**Instructions for the task**
Duplicate every line of the material below without any changes.

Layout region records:
◇ ◇ ◇ ◇ ◇ ◇ ◇
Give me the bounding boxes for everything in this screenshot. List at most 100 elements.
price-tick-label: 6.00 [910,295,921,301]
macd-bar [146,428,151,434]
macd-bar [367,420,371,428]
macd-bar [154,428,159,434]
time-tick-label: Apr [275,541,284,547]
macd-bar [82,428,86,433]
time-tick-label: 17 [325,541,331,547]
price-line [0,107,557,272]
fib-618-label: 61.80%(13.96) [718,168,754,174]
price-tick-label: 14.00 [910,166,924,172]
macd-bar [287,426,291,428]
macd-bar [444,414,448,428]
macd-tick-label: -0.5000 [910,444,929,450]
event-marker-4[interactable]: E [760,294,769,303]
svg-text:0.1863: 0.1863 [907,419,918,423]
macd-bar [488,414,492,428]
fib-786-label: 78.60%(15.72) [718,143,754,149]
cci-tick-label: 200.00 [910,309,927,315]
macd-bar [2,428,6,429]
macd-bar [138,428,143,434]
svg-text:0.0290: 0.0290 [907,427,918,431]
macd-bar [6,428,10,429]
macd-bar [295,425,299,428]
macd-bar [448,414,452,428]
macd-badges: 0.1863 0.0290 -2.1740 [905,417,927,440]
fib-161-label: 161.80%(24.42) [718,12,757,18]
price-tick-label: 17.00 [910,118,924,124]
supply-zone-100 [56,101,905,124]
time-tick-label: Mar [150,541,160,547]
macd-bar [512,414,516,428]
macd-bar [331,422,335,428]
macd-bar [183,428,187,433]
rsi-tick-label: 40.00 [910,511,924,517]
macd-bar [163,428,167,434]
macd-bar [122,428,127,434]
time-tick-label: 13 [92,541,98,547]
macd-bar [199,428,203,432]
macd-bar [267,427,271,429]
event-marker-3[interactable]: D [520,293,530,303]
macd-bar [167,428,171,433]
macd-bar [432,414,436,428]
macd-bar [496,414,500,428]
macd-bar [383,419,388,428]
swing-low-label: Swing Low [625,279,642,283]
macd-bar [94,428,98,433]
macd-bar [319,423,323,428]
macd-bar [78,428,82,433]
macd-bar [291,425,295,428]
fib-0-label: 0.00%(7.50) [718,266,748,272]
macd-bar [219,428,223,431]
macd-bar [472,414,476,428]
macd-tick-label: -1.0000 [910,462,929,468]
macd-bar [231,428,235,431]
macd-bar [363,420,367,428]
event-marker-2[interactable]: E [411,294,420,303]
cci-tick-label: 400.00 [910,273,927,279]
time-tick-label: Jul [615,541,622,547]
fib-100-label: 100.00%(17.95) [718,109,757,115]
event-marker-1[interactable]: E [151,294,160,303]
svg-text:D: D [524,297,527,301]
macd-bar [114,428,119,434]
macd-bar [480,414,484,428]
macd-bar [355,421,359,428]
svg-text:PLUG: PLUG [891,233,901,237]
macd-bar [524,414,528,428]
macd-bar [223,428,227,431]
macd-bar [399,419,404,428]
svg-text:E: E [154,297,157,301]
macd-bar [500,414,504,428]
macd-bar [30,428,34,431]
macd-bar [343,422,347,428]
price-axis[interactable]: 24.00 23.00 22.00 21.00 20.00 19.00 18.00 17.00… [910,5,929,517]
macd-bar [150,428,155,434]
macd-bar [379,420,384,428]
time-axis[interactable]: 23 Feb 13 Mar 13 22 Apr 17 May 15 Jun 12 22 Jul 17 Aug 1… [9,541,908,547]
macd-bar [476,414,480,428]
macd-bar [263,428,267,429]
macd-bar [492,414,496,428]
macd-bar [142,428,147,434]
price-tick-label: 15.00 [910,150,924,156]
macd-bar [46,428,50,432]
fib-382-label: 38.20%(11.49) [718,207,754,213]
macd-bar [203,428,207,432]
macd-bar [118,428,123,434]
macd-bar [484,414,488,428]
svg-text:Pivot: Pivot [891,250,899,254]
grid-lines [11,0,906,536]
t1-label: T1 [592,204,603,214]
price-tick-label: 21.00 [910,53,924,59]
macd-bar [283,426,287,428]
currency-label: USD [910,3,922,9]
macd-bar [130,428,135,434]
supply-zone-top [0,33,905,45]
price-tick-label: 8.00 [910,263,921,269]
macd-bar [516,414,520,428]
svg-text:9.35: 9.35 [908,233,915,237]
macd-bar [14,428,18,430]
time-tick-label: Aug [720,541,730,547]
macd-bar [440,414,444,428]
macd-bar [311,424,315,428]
◇ ◇ ◇ ◇ ◇ ◇ ◇
**Solution to the exercise**
Give me the bounding boxes for everything in this screenshot. List at most 100 elements.
price-tick-label: 6.00 [910,295,921,301]
macd-bar [146,428,151,434]
macd-bar [367,420,371,428]
macd-bar [154,428,159,434]
time-tick-label: Apr [275,541,284,547]
macd-bar [82,428,86,433]
time-tick-label: 17 [325,541,331,547]
price-line [0,107,557,272]
fib-618-label: 61.80%(13.96) [718,168,754,174]
price-tick-label: 14.00 [910,166,924,172]
macd-bar [287,426,291,428]
macd-bar [444,414,448,428]
macd-tick-label: -0.5000 [910,444,929,450]
event-marker-4[interactable]: E [760,294,769,303]
svg-text:0.1863: 0.1863 [907,419,918,423]
macd-bar [488,414,492,428]
fib-786-label: 78.60%(15.72) [718,143,754,149]
cci-tick-label: 200.00 [910,309,927,315]
macd-bar [2,428,6,429]
macd-bar [138,428,143,434]
svg-text:0.0290: 0.0290 [907,427,918,431]
macd-bar [6,428,10,429]
macd-bar [295,425,299,428]
macd-bar [448,414,452,428]
macd-badges: 0.1863 0.0290 -2.1740 [905,417,927,440]
fib-161-label: 161.80%(24.42) [718,12,757,18]
price-tick-label: 17.00 [910,118,924,124]
supply-zone-100 [56,101,905,124]
time-tick-label: Mar [150,541,160,547]
macd-bar [512,414,516,428]
macd-bar [331,422,335,428]
macd-bar [183,428,187,433]
rsi-tick-label: 40.00 [910,511,924,517]
macd-bar [163,428,167,434]
macd-bar [122,428,127,434]
time-tick-label: 13 [92,541,98,547]
macd-bar [199,428,203,432]
macd-bar [267,427,271,429]
event-marker-3[interactable]: D [520,293,530,303]
macd-bar [167,428,171,433]
macd-bar [432,414,436,428]
macd-bar [496,414,500,428]
macd-bar [383,419,388,428]
swing-low-label: Swing Low [625,279,642,283]
macd-bar [94,428,98,433]
macd-bar [319,423,323,428]
macd-bar [78,428,82,433]
macd-bar [291,425,295,428]
fib-0-label: 0.00%(7.50) [718,266,748,272]
macd-bar [219,428,223,431]
macd-bar [472,414,476,428]
macd-tick-label: -1.0000 [910,462,929,468]
macd-bar [231,428,235,431]
macd-bar [363,420,367,428]
event-marker-2[interactable]: E [411,294,420,303]
cci-tick-label: 400.00 [910,273,927,279]
time-tick-label: Jul [615,541,622,547]
fib-100-label: 100.00%(17.95) [718,109,757,115]
event-marker-1[interactable]: E [151,294,160,303]
svg-text:D: D [524,297,527,301]
macd-bar [114,428,119,434]
macd-bar [480,414,484,428]
macd-bar [355,421,359,428]
svg-text:PLUG: PLUG [891,233,901,237]
macd-bar [524,414,528,428]
macd-bar [223,428,227,431]
macd-bar [399,419,404,428]
svg-text:E: E [154,297,157,301]
macd-bar [500,414,504,428]
macd-bar [30,428,34,431]
macd-bar [343,422,347,428]
price-axis[interactable]: 24.00 23.00 22.00 21.00 20.00 19.00 18.00 17.00… [910,5,929,517]
macd-bar [150,428,155,434]
macd-bar [379,420,384,428]
time-axis[interactable]: 23 Feb 13 Mar 13 22 Apr 17 May 15 Jun 12 22 Jul 17 Aug 1… [9,541,908,547]
macd-bar [476,414,480,428]
macd-bar [263,428,267,429]
macd-bar [492,414,496,428]
macd-bar [142,428,147,434]
price-tick-label: 15.00 [910,150,924,156]
macd-bar [46,428,50,432]
fib-382-label: 38.20%(11.49) [718,207,754,213]
macd-bar [203,428,207,432]
macd-bar [118,428,123,434]
macd-bar [484,414,488,428]
svg-text:Pivot: Pivot [891,250,899,254]
grid-lines [11,0,906,536]
t1-label: T1 [592,204,603,214]
price-tick-label: 21.00 [910,53,924,59]
macd-bar [283,426,287,428]
currency-label: USD [910,3,922,9]
macd-bar [130,428,135,434]
supply-zone-top [0,33,905,45]
price-tick-label: 8.00 [910,263,921,269]
macd-bar [516,414,520,428]
svg-text:9.35: 9.35 [908,233,915,237]
macd-bar [14,428,18,430]
time-tick-label: Aug [720,541,730,547]
macd-bar [440,414,444,428]
macd-bar [311,424,315,428]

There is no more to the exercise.